● RECORD EXCERPTS:
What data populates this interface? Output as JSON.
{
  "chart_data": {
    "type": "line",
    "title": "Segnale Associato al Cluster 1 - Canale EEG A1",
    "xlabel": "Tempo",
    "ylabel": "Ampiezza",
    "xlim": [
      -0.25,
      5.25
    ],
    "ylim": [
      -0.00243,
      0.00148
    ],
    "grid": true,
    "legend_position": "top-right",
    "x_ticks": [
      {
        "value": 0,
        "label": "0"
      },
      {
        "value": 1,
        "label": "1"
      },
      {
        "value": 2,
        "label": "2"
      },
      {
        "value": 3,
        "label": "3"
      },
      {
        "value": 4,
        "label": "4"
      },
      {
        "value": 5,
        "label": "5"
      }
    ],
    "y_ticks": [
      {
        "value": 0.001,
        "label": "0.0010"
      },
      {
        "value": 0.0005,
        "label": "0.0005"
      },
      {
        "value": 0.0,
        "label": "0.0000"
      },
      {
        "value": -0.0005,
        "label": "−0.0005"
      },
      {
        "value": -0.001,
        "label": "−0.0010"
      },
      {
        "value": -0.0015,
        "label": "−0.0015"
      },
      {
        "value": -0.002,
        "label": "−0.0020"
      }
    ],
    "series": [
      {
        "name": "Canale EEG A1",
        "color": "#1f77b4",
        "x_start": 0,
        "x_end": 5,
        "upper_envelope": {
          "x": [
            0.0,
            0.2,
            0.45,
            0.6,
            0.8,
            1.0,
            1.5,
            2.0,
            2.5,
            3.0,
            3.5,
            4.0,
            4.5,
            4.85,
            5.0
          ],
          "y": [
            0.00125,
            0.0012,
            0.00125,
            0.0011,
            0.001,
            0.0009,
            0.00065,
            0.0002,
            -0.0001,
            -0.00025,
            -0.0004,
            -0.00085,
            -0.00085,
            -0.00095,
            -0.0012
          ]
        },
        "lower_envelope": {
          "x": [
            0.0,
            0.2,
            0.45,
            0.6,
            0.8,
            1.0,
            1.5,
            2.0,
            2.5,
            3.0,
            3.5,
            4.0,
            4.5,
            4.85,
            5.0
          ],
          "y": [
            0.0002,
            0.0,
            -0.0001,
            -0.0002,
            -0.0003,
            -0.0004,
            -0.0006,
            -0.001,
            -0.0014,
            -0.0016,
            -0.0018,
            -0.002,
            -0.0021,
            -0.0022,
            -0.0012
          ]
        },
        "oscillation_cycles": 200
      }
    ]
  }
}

● THE REQUEST: In the records above, locate the lines holding the word "Canale". Copy each of them.

● ANSWER TO THIS TASK:
    "title": "Segnale Associato al Cluster 1 - Canale EEG A1",
        "name": "Canale EEG A1",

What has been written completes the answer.